Saved data entries:

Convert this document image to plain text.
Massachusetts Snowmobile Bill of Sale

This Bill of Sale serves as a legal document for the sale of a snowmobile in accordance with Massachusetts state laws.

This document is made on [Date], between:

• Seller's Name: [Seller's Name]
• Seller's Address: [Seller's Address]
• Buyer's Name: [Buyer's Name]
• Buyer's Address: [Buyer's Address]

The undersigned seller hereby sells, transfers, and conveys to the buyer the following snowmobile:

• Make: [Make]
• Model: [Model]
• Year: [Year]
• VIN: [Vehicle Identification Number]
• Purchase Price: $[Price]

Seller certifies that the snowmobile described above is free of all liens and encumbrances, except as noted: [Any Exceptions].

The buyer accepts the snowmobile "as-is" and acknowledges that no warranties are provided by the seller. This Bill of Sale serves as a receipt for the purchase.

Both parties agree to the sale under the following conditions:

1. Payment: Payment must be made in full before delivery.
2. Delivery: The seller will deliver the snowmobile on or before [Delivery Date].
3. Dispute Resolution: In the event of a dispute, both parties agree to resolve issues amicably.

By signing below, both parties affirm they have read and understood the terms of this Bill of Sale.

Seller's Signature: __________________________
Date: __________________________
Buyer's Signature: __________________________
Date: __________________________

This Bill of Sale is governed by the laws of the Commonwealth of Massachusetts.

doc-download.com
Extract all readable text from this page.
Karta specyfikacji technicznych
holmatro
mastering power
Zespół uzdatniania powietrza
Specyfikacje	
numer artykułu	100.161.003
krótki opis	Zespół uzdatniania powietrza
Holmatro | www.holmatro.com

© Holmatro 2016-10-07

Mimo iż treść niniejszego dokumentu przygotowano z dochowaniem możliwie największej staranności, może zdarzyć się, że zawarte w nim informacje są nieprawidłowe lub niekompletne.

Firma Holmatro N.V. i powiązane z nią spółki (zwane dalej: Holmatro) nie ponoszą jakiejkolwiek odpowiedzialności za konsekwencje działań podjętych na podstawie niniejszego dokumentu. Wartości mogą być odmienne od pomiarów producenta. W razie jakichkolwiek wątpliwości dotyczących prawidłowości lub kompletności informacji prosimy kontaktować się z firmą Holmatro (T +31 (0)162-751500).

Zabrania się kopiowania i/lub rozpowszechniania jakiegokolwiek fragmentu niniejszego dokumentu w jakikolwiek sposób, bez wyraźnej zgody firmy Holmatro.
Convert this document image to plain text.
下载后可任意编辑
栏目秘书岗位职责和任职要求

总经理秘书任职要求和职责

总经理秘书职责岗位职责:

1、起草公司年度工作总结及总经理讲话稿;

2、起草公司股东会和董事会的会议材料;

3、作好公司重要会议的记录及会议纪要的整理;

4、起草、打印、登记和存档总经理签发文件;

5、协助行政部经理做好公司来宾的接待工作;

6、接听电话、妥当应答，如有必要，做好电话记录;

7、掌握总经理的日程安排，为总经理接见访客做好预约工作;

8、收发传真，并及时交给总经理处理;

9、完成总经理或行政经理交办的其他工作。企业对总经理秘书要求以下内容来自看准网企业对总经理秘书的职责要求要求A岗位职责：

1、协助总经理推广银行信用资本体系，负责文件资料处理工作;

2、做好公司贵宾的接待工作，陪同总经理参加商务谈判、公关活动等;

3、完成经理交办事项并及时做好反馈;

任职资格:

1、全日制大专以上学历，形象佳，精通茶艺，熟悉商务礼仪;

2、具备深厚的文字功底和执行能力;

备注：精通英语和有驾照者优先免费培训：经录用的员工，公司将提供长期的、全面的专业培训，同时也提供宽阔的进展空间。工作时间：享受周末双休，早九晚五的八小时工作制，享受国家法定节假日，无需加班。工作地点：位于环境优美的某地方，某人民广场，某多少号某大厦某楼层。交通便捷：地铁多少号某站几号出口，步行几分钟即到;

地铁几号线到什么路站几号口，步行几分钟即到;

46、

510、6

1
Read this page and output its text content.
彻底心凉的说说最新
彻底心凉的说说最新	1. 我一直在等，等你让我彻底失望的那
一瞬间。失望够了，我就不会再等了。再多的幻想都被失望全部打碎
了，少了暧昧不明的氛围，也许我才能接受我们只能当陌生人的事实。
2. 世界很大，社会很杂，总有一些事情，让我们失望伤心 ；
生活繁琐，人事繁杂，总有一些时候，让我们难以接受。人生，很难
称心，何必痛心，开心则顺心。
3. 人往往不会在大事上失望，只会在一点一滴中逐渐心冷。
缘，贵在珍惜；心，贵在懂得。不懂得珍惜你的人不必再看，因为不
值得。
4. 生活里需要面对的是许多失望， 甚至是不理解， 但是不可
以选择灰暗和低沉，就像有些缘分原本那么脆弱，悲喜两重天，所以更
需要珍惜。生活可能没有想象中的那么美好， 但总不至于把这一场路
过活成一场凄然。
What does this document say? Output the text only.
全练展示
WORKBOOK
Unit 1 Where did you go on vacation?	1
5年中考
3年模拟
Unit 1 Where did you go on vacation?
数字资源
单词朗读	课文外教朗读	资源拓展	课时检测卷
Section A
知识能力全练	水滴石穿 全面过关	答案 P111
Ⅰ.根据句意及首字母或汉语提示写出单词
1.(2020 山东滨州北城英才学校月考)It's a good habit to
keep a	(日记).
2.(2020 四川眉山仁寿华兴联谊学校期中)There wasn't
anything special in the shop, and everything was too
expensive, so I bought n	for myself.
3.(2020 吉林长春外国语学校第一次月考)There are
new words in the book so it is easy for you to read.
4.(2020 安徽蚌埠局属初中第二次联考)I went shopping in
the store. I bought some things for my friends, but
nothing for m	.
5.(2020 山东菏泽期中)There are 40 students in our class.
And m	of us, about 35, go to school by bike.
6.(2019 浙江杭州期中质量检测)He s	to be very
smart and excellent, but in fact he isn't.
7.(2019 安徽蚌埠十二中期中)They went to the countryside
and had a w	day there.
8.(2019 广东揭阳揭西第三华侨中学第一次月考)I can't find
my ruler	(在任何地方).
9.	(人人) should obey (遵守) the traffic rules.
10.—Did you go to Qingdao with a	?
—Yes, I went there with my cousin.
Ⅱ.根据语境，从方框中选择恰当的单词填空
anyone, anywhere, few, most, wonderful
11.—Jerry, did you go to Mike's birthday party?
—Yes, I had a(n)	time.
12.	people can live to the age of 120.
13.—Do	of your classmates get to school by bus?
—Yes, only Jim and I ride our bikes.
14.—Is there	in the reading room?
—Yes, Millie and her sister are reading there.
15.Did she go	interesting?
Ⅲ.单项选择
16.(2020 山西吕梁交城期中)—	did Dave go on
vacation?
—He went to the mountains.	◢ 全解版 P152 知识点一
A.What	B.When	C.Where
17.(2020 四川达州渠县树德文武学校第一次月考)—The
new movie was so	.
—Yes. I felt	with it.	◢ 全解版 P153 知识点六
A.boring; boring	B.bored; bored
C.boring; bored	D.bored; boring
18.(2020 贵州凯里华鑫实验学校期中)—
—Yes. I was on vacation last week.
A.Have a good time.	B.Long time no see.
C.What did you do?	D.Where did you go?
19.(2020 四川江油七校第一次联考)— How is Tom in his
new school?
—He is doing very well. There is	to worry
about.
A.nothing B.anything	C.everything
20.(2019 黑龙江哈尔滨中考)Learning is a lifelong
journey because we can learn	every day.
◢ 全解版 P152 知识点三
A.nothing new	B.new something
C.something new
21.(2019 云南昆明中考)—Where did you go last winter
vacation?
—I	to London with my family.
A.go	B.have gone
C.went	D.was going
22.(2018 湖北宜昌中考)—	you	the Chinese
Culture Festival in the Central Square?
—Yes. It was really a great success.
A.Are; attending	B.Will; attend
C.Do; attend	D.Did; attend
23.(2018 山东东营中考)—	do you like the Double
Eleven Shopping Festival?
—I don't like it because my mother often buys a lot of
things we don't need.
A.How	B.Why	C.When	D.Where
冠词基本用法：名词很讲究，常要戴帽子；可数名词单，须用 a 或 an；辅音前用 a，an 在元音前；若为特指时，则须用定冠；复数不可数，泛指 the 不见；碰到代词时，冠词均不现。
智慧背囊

## Goal:
Work out how many lines of the material above contain the word "uzdatniania", then give only that figure.

## Solution to the exercise:
2